> **TASK INSTRUCTIONS**
Locate the word "KMCI" in the data below, then copy every line that holds it.

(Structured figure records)
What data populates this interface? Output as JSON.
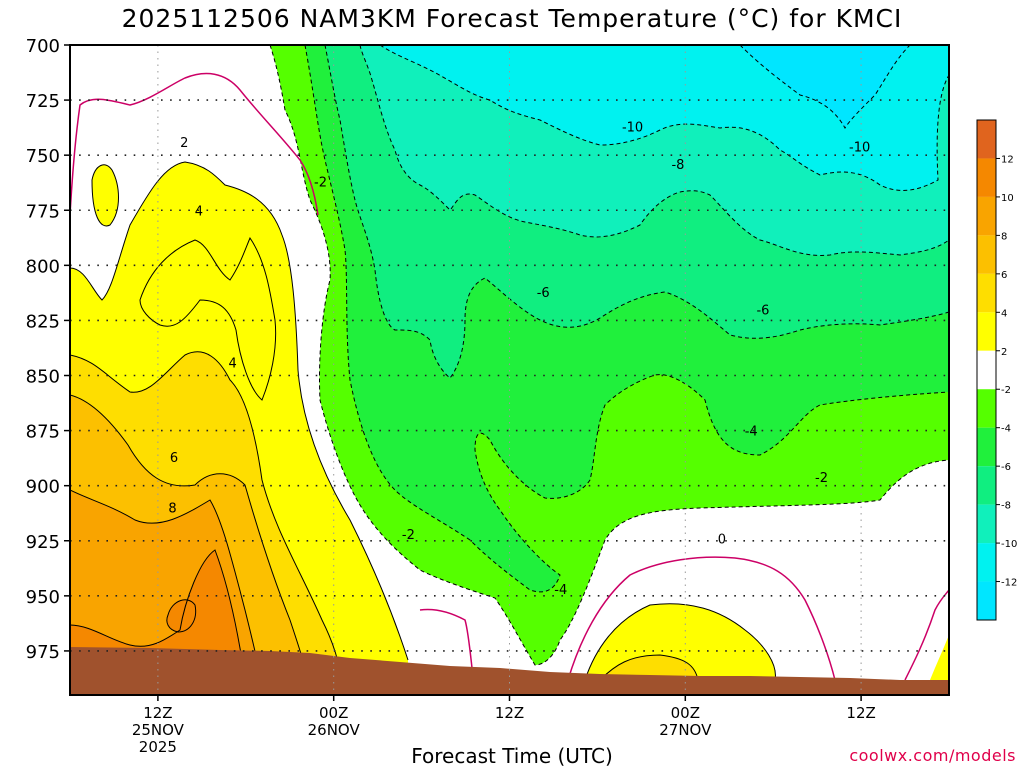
{
  "title": "2025112506 NAM3KM Forecast Temperature (°C) for KMCI",
  "credit": "coolwx.com/models",
  "chart_data": {
    "type": "contour",
    "title": "2025112506 NAM3KM Forecast Temperature (°C) for KMCI",
    "xlabel": "Forecast Time (UTC)",
    "ylabel": "",
    "grid": true,
    "legend": "colorbar-right",
    "y_ticks": [
      700,
      725,
      750,
      775,
      800,
      825,
      850,
      875,
      900,
      925,
      950,
      975
    ],
    "ylim": [
      700,
      995
    ],
    "x_ticks": [
      {
        "line1": "12Z",
        "line2": "25NOV",
        "line3": "2025"
      },
      {
        "line1": "00Z",
        "line2": "26NOV",
        "line3": ""
      },
      {
        "line1": "12Z",
        "line2": "",
        "line3": ""
      },
      {
        "line1": "00Z",
        "line2": "27NOV",
        "line3": ""
      },
      {
        "line1": "12Z",
        "line2": "",
        "line3": ""
      }
    ],
    "x_tick_hours": [
      6,
      18,
      30,
      42,
      54
    ],
    "xlim": [
      0,
      60
    ],
    "contour_labels": [
      {
        "text": "2",
        "x": 7.8,
        "p": 744
      },
      {
        "text": "4",
        "x": 8.8,
        "p": 775
      },
      {
        "text": "4",
        "x": 11.1,
        "p": 844
      },
      {
        "text": "6",
        "x": 7.1,
        "p": 887
      },
      {
        "text": "8",
        "x": 7.0,
        "p": 910
      },
      {
        "text": "-2",
        "x": 17.1,
        "p": 762
      },
      {
        "text": "-2",
        "x": 23.1,
        "p": 922
      },
      {
        "text": "-10",
        "x": 38.4,
        "p": 737
      },
      {
        "text": "-10",
        "x": 53.9,
        "p": 746
      },
      {
        "text": "-8",
        "x": 41.5,
        "p": 754
      },
      {
        "text": "-6",
        "x": 32.3,
        "p": 812
      },
      {
        "text": "-6",
        "x": 47.3,
        "p": 820
      },
      {
        "text": "-4",
        "x": 33.5,
        "p": 947
      },
      {
        "text": "-4",
        "x": 46.5,
        "p": 875
      },
      {
        "text": "-2",
        "x": 51.3,
        "p": 896
      },
      {
        "text": "0",
        "x": 44.5,
        "p": 924
      }
    ],
    "colorbar": {
      "labels": [
        "12",
        "10",
        "8",
        "6",
        "4",
        "2",
        "-2",
        "-4",
        "-6",
        "-8",
        "-10",
        "-12"
      ],
      "colors": [
        "#e0641e",
        "#f58800",
        "#f9a400",
        "#fcc000",
        "#fede00",
        "#ffff00",
        "#ffffff",
        "#55ff00",
        "#20f03c",
        "#10ee80",
        "#10f0bb",
        "#00f2f0",
        "#00e6ff"
      ]
    },
    "colors": {
      "ground": "#a0522d",
      "zero_line": "#cc0066",
      "frame": "#000000",
      "cold": "#00e6ff",
      "warm": "#fede00"
    }
  }
}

> **SOLUTION TO THIS EXERCISE**
  "title": "2025112506 NAM3KM Forecast Temperature (°C) for KMCI",
    "title": "2025112506 NAM3KM Forecast Temperature (°C) for KMCI",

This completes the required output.